Using the records provided below, locate and copy each line that contains the word "xlabel".

→ **Dataset entries**

################

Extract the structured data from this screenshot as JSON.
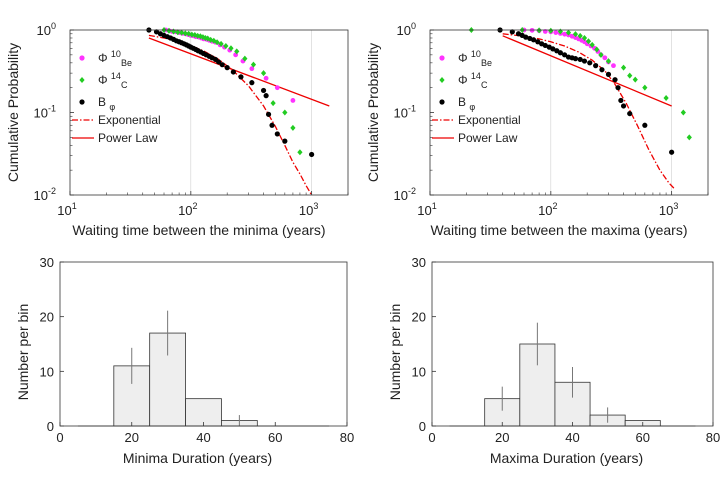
{
  "colors": {
    "phi_be": "#ff33ff",
    "phi_c": "#22cc22",
    "b_phi": "#000000",
    "fit": "#ee0000",
    "bar_fill": "#eeeeee",
    "bar_stroke": "#333333",
    "error_bar": "#777777"
  },
  "legend": {
    "phi_be": {
      "symbol": "Φ",
      "sup": "10",
      "sub": "Be"
    },
    "phi_c": {
      "symbol": "Φ",
      "sup": "14",
      "sub": "C"
    },
    "b_phi": {
      "symbol": "B",
      "sub": "φ"
    },
    "exponential": "Exponential",
    "power_law": "Power Law"
  },
  "chart_data": [
    {
      "id": "minima-waiting",
      "type": "scatter",
      "xscale": "log",
      "yscale": "log",
      "xlim": [
        10,
        2000
      ],
      "ylim": [
        0.01,
        1
      ],
      "xlabel": "Waiting time between the minima (years)",
      "ylabel": "Cumulative Probability",
      "xticks": [
        {
          "v": 10,
          "b": "10",
          "e": "1"
        },
        {
          "v": 100,
          "b": "10",
          "e": "2"
        },
        {
          "v": 1000,
          "b": "10",
          "e": "3"
        }
      ],
      "yticks": [
        {
          "v": 0.01,
          "b": "10",
          "e": "-2"
        },
        {
          "v": 0.1,
          "b": "10",
          "e": "-1"
        },
        {
          "v": 1,
          "b": "10",
          "e": "0"
        }
      ],
      "grid_x": [
        100,
        1000
      ],
      "legend_position": "left",
      "series": [
        {
          "name": "phi_be",
          "points": [
            [
              62,
              1.0
            ],
            [
              66,
              0.98
            ],
            [
              70,
              0.96
            ],
            [
              75,
              0.95
            ],
            [
              80,
              0.93
            ],
            [
              85,
              0.91
            ],
            [
              90,
              0.9
            ],
            [
              95,
              0.88
            ],
            [
              100,
              0.86
            ],
            [
              105,
              0.85
            ],
            [
              110,
              0.83
            ],
            [
              116,
              0.82
            ],
            [
              122,
              0.8
            ],
            [
              128,
              0.78
            ],
            [
              135,
              0.77
            ],
            [
              142,
              0.75
            ],
            [
              150,
              0.73
            ],
            [
              160,
              0.71
            ],
            [
              175,
              0.66
            ],
            [
              190,
              0.62
            ],
            [
              210,
              0.57
            ],
            [
              235,
              0.5
            ],
            [
              270,
              0.42
            ],
            [
              320,
              0.34
            ],
            [
              420,
              0.26
            ],
            [
              520,
              0.2
            ],
            [
              700,
              0.14
            ]
          ]
        },
        {
          "name": "phi_c",
          "points": [
            [
              60,
              1.0
            ],
            [
              66,
              0.98
            ],
            [
              72,
              0.96
            ],
            [
              78,
              0.94
            ],
            [
              84,
              0.93
            ],
            [
              90,
              0.91
            ],
            [
              96,
              0.9
            ],
            [
              102,
              0.88
            ],
            [
              108,
              0.87
            ],
            [
              114,
              0.85
            ],
            [
              120,
              0.84
            ],
            [
              126,
              0.82
            ],
            [
              132,
              0.8
            ],
            [
              138,
              0.79
            ],
            [
              146,
              0.76
            ],
            [
              155,
              0.74
            ],
            [
              165,
              0.71
            ],
            [
              178,
              0.68
            ],
            [
              195,
              0.64
            ],
            [
              215,
              0.6
            ],
            [
              240,
              0.55
            ],
            [
              280,
              0.45
            ],
            [
              330,
              0.38
            ],
            [
              400,
              0.3
            ],
            [
              480,
              0.13
            ],
            [
              600,
              0.1
            ],
            [
              700,
              0.065
            ],
            [
              800,
              0.033
            ]
          ]
        },
        {
          "name": "b_phi",
          "points": [
            [
              45,
              1.0
            ],
            [
              52,
              0.95
            ],
            [
              56,
              0.9
            ],
            [
              60,
              0.86
            ],
            [
              64,
              0.83
            ],
            [
              68,
              0.8
            ],
            [
              72,
              0.77
            ],
            [
              76,
              0.74
            ],
            [
              80,
              0.72
            ],
            [
              84,
              0.7
            ],
            [
              88,
              0.68
            ],
            [
              92,
              0.66
            ],
            [
              96,
              0.64
            ],
            [
              100,
              0.62
            ],
            [
              105,
              0.6
            ],
            [
              110,
              0.58
            ],
            [
              115,
              0.56
            ],
            [
              121,
              0.54
            ],
            [
              127,
              0.52
            ],
            [
              134,
              0.5
            ],
            [
              142,
              0.48
            ],
            [
              150,
              0.46
            ],
            [
              160,
              0.44
            ],
            [
              170,
              0.41
            ],
            [
              182,
              0.38
            ],
            [
              200,
              0.35
            ],
            [
              225,
              0.31
            ],
            [
              260,
              0.27
            ],
            [
              320,
              0.23
            ],
            [
              400,
              0.185
            ],
            [
              420,
              0.16
            ],
            [
              440,
              0.095
            ],
            [
              470,
              0.07
            ],
            [
              520,
              0.055
            ],
            [
              600,
              0.045
            ],
            [
              1000,
              0.031
            ]
          ]
        }
      ],
      "fits": [
        {
          "name": "exponential",
          "style": "dashdot",
          "points": [
            [
              45,
              0.86
            ],
            [
              60,
              0.8
            ],
            [
              80,
              0.72
            ],
            [
              100,
              0.65
            ],
            [
              130,
              0.55
            ],
            [
              170,
              0.44
            ],
            [
              220,
              0.33
            ],
            [
              300,
              0.21
            ],
            [
              400,
              0.12
            ],
            [
              500,
              0.068
            ],
            [
              600,
              0.04
            ],
            [
              700,
              0.025
            ],
            [
              800,
              0.018
            ],
            [
              900,
              0.013
            ],
            [
              1000,
              0.01
            ]
          ]
        },
        {
          "name": "power_law",
          "style": "solid",
          "points": [
            [
              45,
              0.8
            ],
            [
              1400,
              0.12
            ]
          ]
        }
      ]
    },
    {
      "id": "maxima-waiting",
      "type": "scatter",
      "xscale": "log",
      "yscale": "log",
      "xlim": [
        10,
        2000
      ],
      "ylim": [
        0.01,
        1
      ],
      "xlabel": "Waiting time between the maxima (years)",
      "ylabel": "Cumulative Probability",
      "xticks": [
        {
          "v": 10,
          "b": "10",
          "e": "1"
        },
        {
          "v": 100,
          "b": "10",
          "e": "2"
        },
        {
          "v": 1000,
          "b": "10",
          "e": "3"
        }
      ],
      "yticks": [
        {
          "v": 0.01,
          "b": "10",
          "e": "-2"
        },
        {
          "v": 0.1,
          "b": "10",
          "e": "-1"
        },
        {
          "v": 1,
          "b": "10",
          "e": "0"
        }
      ],
      "grid_x": [
        100,
        1000
      ],
      "legend_position": "left",
      "series": [
        {
          "name": "phi_be",
          "points": [
            [
              60,
              1.0
            ],
            [
              70,
              0.99
            ],
            [
              80,
              0.98
            ],
            [
              90,
              0.96
            ],
            [
              100,
              0.95
            ],
            [
              110,
              0.93
            ],
            [
              120,
              0.91
            ],
            [
              130,
              0.89
            ],
            [
              140,
              0.87
            ],
            [
              150,
              0.84
            ],
            [
              160,
              0.81
            ],
            [
              170,
              0.78
            ],
            [
              180,
              0.75
            ],
            [
              190,
              0.72
            ],
            [
              200,
              0.68
            ],
            [
              215,
              0.64
            ],
            [
              230,
              0.6
            ],
            [
              245,
              0.55
            ],
            [
              260,
              0.5
            ],
            [
              280,
              0.46
            ],
            [
              300,
              0.41
            ],
            [
              330,
              0.37
            ]
          ]
        },
        {
          "name": "phi_c",
          "points": [
            [
              22,
              1.0
            ],
            [
              58,
              1.0
            ],
            [
              80,
              0.99
            ],
            [
              100,
              0.98
            ],
            [
              120,
              0.96
            ],
            [
              140,
              0.93
            ],
            [
              160,
              0.89
            ],
            [
              175,
              0.85
            ],
            [
              190,
              0.8
            ],
            [
              205,
              0.73
            ],
            [
              220,
              0.66
            ],
            [
              240,
              0.58
            ],
            [
              260,
              0.5
            ],
            [
              300,
              0.42
            ],
            [
              400,
              0.35
            ],
            [
              450,
              0.28
            ],
            [
              500,
              0.25
            ],
            [
              600,
              0.2
            ],
            [
              900,
              0.15
            ],
            [
              1250,
              0.1
            ],
            [
              1400,
              0.05
            ]
          ]
        },
        {
          "name": "b_phi",
          "points": [
            [
              38,
              1.0
            ],
            [
              48,
              0.95
            ],
            [
              54,
              0.9
            ],
            [
              58,
              0.86
            ],
            [
              62,
              0.82
            ],
            [
              67,
              0.79
            ],
            [
              72,
              0.76
            ],
            [
              78,
              0.72
            ],
            [
              84,
              0.68
            ],
            [
              90,
              0.65
            ],
            [
              97,
              0.62
            ],
            [
              104,
              0.59
            ],
            [
              112,
              0.56
            ],
            [
              120,
              0.53
            ],
            [
              130,
              0.5
            ],
            [
              140,
              0.47
            ],
            [
              150,
              0.46
            ],
            [
              160,
              0.45
            ],
            [
              175,
              0.44
            ],
            [
              190,
              0.42
            ],
            [
              210,
              0.4
            ],
            [
              235,
              0.37
            ],
            [
              265,
              0.33
            ],
            [
              300,
              0.29
            ],
            [
              340,
              0.25
            ],
            [
              360,
              0.2
            ],
            [
              380,
              0.14
            ],
            [
              400,
              0.12
            ],
            [
              450,
              0.097
            ],
            [
              600,
              0.07
            ],
            [
              1000,
              0.033
            ]
          ]
        }
      ],
      "fits": [
        {
          "name": "exponential",
          "style": "dashdot",
          "points": [
            [
              40,
              0.9
            ],
            [
              60,
              0.84
            ],
            [
              80,
              0.78
            ],
            [
              100,
              0.72
            ],
            [
              130,
              0.64
            ],
            [
              170,
              0.54
            ],
            [
              220,
              0.43
            ],
            [
              280,
              0.32
            ],
            [
              340,
              0.22
            ],
            [
              420,
              0.13
            ],
            [
              520,
              0.07
            ],
            [
              650,
              0.035
            ],
            [
              800,
              0.02
            ],
            [
              950,
              0.014
            ],
            [
              1050,
              0.012
            ]
          ]
        },
        {
          "name": "power_law",
          "style": "solid",
          "points": [
            [
              40,
              0.85
            ],
            [
              1000,
              0.12
            ]
          ]
        }
      ]
    },
    {
      "id": "minima-duration",
      "type": "bar",
      "xlim": [
        0,
        80
      ],
      "ylim": [
        0,
        30
      ],
      "xlabel": "Minima Duration (years)",
      "ylabel": "Number per bin",
      "xticks": [
        0,
        20,
        40,
        60,
        80
      ],
      "yticks": [
        0,
        10,
        20,
        30
      ],
      "bins": [
        {
          "from": 15,
          "to": 25,
          "value": 11,
          "err": 3.3
        },
        {
          "from": 25,
          "to": 35,
          "value": 17,
          "err": 4.1
        },
        {
          "from": 35,
          "to": 45,
          "value": 5,
          "err": 0
        },
        {
          "from": 45,
          "to": 55,
          "value": 1,
          "err": 1
        }
      ]
    },
    {
      "id": "maxima-duration",
      "type": "bar",
      "xlim": [
        0,
        80
      ],
      "ylim": [
        0,
        30
      ],
      "xlabel": "Maxima Duration (years)",
      "ylabel": "Number per bin",
      "xticks": [
        0,
        20,
        40,
        60,
        80
      ],
      "yticks": [
        0,
        10,
        20,
        30
      ],
      "bins": [
        {
          "from": 15,
          "to": 25,
          "value": 5,
          "err": 2.2
        },
        {
          "from": 25,
          "to": 35,
          "value": 15,
          "err": 3.9
        },
        {
          "from": 35,
          "to": 45,
          "value": 8,
          "err": 2.8
        },
        {
          "from": 45,
          "to": 55,
          "value": 2,
          "err": 1.4
        },
        {
          "from": 55,
          "to": 65,
          "value": 1,
          "err": 0
        }
      ]
    }
  ]
}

################

→ **Task solution**
      "xlabel": "Waiting time between the minima (years)",
      "xlabel": "Waiting time between the maxima (years)",
      "xlabel": "Minima Duration (years)",
      "xlabel": "Maxima Duration (years)",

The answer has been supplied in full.